■ WHAT TO WORK ON: Single out the lines of the material that contain "государственную" and copy them.

╭─ ROWS

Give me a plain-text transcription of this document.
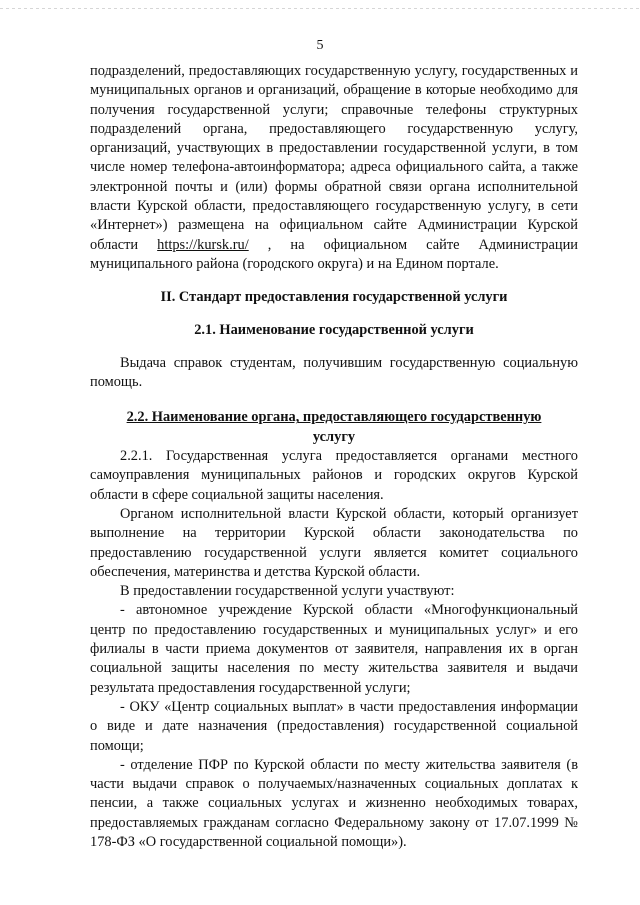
5

подразделений, предоставляющих государственную услугу, государственных и муниципальных органов и организаций, обращение в которые необходимо для получения государственной услуги; справочные телефоны структурных подразделений органа, предоставляющего государственную услугу, организаций, участвующих в предоставлении государственной услуги, в том числе номер телефона-автоинформатора; адреса официального сайта, а также электронной почты и (или) формы обратной связи органа исполнительной власти Курской области, предоставляющего государственную услугу, в сети «Интернет») размещена на официальном сайте Администрации Курской области https://kursk.ru/ , на официальном сайте Администрации муниципального района (городского округа) и на Едином портале.

II. Стандарт предоставления государственной услуги

2.1. Наименование государственной услуги

Выдача справок студентам, получившим государственную социальную помощь.

2.2. Наименование органа, предоставляющего государственную
услугу

2.2.1. Государственная услуга предоставляется органами местного самоуправления муниципальных районов и городских округов Курской области в сфере социальной защиты населения.

Органом исполнительной власти Курской области, который организует выполнение на территории Курской области законодательства по предоставлению государственной услуги является комитет социального обеспечения, материнства и детства Курской области.

В предоставлении государственной услуги участвуют:

- автономное учреждение Курской области «Многофункциональный центр по предоставлению государственных и муниципальных услуг» и его филиалы в части приема документов от заявителя, направления их в орган социальной защиты населения по месту жительства заявителя и выдачи результата предоставления государственной услуги;

- ОКУ «Центр социальных выплат» в части предоставления информации о виде и дате назначения (предоставления) государственной социальной помощи;

- отделение ПФР по Курской области по месту жительства заявителя (в части выдачи справок о получаемых/назначенных социальных доплатах к пенсии, а также социальных услугах и жизненно необходимых товарах, предоставляемых гражданам согласно Федеральному закону от 17.07.1999 № 178-ФЗ «О государственной социальной помощи»).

╰─

■ SOLUTION FOR THIS TASK:
подразделений, предоставляющих государственную услугу, государственных и муниципальных органов и организаций, обращение в которые необходимо для получения государственной услуги; справочные телефоны структурных подразделений органа, предоставляющего государственную услугу, организаций, участвующих в предоставлении государственной услуги, в том числе номер телефона-автоинформатора; адреса официального сайта, а также электронной почты и (или) формы обратной связи органа исполнительной власти Курской области, предоставляющего государственную услугу, в сети «Интернет») размещена на официальном сайте Администрации Курской области https://kursk.ru/ , на официальном сайте Администрации муниципального района (городского округа) и на Едином портале.
Выдача справок студентам, получившим государственную социальную помощь.
2.2. Наименование органа, предоставляющего государственную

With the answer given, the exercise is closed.